Saved entries
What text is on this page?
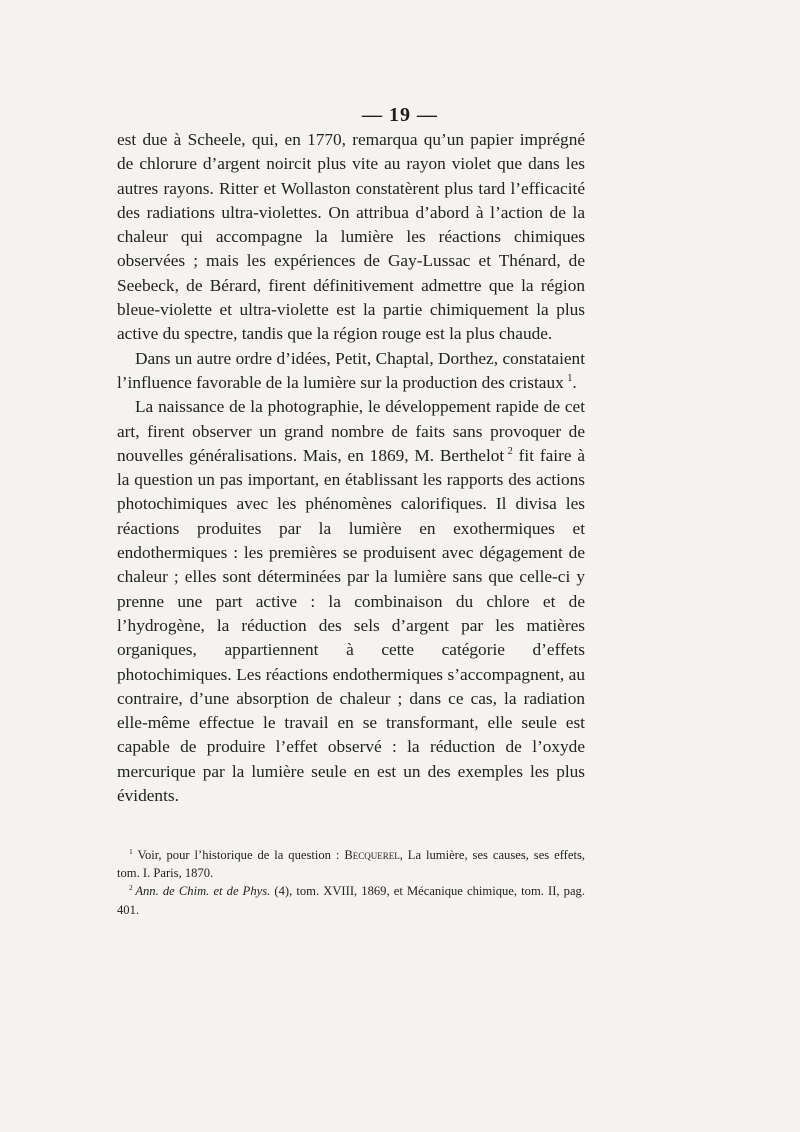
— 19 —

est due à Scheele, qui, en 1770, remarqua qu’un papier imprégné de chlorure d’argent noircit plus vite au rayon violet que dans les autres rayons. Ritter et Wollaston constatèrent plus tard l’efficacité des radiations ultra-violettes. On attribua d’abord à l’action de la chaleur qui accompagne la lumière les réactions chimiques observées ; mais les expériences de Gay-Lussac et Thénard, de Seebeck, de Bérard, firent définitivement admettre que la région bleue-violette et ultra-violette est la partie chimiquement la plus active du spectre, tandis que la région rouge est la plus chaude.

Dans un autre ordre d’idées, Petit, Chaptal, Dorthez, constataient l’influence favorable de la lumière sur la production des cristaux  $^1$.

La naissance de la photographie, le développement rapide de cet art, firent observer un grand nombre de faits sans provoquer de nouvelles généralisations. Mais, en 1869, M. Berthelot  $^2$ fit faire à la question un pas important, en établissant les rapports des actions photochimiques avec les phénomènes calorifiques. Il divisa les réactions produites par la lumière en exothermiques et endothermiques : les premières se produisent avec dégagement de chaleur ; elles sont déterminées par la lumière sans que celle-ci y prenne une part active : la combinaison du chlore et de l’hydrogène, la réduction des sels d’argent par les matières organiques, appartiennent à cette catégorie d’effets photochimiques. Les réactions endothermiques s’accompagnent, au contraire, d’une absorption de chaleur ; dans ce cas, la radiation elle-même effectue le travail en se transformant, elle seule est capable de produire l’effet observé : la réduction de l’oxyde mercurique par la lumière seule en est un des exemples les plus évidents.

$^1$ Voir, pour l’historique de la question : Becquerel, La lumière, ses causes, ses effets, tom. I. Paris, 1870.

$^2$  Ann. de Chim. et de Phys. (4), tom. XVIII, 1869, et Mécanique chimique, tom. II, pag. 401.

* **Exercise objective**:
Without the pictures, return all the records precisely as they stand.

* **Solution for this exercise**:
What text is on this page?
— 19 —

est due à Scheele, qui, en 1770, remarqua qu’un papier imprégné de chlorure d’argent noircit plus vite au rayon violet que dans les autres rayons. Ritter et Wollaston constatèrent plus tard l’efficacité des radiations ultra-violettes. On attribua d’abord à l’action de la chaleur qui accompagne la lumière les réactions chimiques observées ; mais les expériences de Gay-Lussac et Thénard, de Seebeck, de Bérard, firent définitivement admettre que la région bleue-violette et ultra-violette est la partie chimiquement la plus active du spectre, tandis que la région rouge est la plus chaude.

Dans un autre ordre d’idées, Petit, Chaptal, Dorthez, constataient l’influence favorable de la lumière sur la production des cristaux  $^1$.

La naissance de la photographie, le développement rapide de cet art, firent observer un grand nombre de faits sans provoquer de nouvelles généralisations. Mais, en 1869, M. Berthelot  $^2$ fit faire à la question un pas important, en établissant les rapports des actions photochimiques avec les phénomènes calorifiques. Il divisa les réactions produites par la lumière en exothermiques et endothermiques : les premières se produisent avec dégagement de chaleur ; elles sont déterminées par la lumière sans que celle-ci y prenne une part active : la combinaison du chlore et de l’hydrogène, la réduction des sels d’argent par les matières organiques, appartiennent à cette catégorie d’effets photochimiques. Les réactions endothermiques s’accompagnent, au contraire, d’une absorption de chaleur ; dans ce cas, la radiation elle-même effectue le travail en se transformant, elle seule est capable de produire l’effet observé : la réduction de l’oxyde mercurique par la lumière seule en est un des exemples les plus évidents.

$^1$ Voir, pour l’historique de la question : Becquerel, La lumière, ses causes, ses effets, tom. I. Paris, 1870.

$^2$  Ann. de Chim. et de Phys. (4), tom. XVIII, 1869, et Mécanique chimique, tom. II, pag. 401.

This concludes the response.